(Collected data entries)

(begin)

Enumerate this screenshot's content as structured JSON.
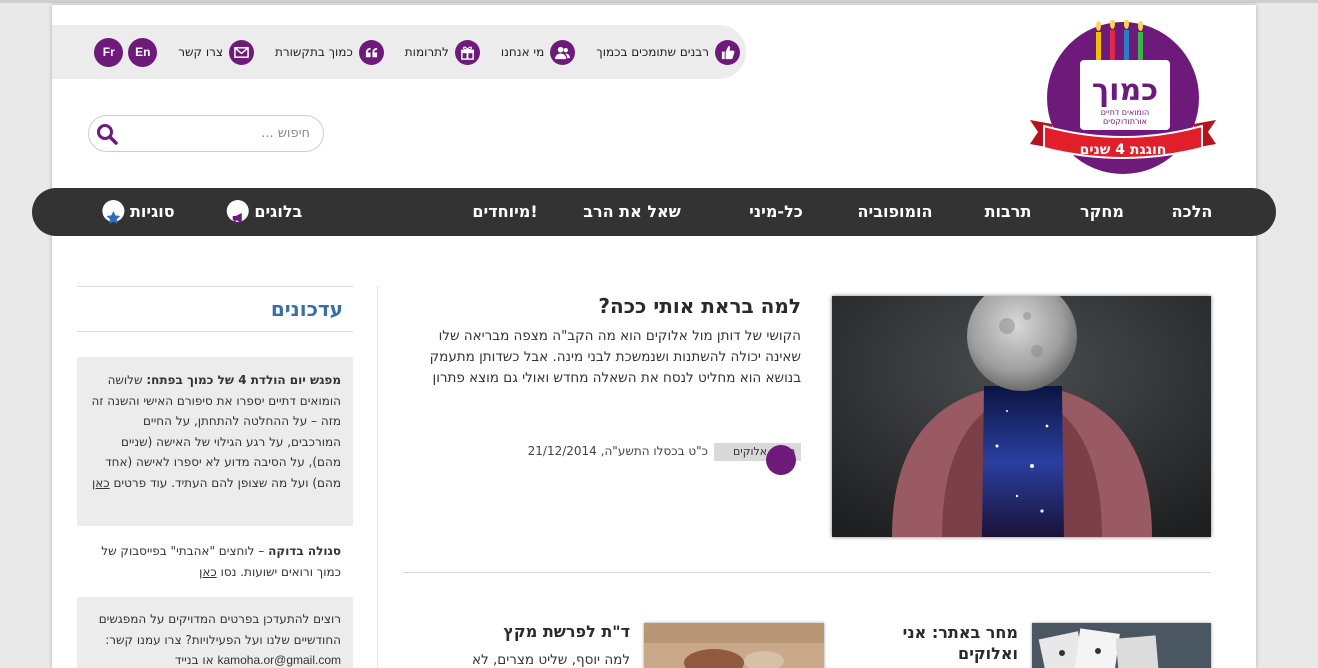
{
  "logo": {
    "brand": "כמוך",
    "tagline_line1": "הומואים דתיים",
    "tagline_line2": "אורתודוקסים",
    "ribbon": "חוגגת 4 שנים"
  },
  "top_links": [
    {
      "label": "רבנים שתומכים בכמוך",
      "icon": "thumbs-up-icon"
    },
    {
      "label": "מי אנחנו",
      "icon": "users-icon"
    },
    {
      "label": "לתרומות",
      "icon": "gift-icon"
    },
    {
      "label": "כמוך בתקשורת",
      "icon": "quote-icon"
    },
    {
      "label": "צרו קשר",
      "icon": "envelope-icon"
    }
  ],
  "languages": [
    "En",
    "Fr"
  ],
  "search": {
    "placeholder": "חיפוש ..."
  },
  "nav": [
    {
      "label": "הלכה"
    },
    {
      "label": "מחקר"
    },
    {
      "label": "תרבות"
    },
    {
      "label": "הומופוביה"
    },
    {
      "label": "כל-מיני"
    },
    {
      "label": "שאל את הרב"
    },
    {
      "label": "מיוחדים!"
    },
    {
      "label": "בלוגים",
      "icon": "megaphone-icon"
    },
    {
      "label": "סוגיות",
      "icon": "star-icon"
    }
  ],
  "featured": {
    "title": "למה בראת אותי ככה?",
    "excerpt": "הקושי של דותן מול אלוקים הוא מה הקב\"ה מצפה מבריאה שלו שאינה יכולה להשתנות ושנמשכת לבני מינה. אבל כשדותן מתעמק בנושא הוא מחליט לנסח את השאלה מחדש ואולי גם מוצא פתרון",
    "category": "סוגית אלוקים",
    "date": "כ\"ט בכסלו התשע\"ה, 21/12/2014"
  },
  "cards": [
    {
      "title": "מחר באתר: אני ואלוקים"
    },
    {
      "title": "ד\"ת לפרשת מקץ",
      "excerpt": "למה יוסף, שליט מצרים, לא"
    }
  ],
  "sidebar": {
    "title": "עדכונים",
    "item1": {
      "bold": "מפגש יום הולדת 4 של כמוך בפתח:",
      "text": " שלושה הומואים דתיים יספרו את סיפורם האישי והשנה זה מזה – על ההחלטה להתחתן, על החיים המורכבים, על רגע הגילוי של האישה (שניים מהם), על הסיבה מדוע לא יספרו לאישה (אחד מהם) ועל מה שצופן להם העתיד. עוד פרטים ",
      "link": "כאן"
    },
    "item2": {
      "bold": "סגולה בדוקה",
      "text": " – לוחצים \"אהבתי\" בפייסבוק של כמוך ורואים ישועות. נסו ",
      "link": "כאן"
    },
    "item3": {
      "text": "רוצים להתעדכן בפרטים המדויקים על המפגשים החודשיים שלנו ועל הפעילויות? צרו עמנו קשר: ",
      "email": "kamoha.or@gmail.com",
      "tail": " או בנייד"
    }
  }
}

(end)

Objective. Copy out every line holding the string "excerpt".

Complete response.
    "excerpt": "הקושי של דותן מול אלוקים הוא מה הקב\"ה מצפה מבריאה שלו שאינה יכולה להשתנות ושנמשכת לבני מינה. אבל כשדותן מתעמק בנושא הוא מחליט לנסח את השאלה מחדש ואולי גם מוצא פתרון",
      "excerpt": "למה יוסף, שליט מצרים, לא"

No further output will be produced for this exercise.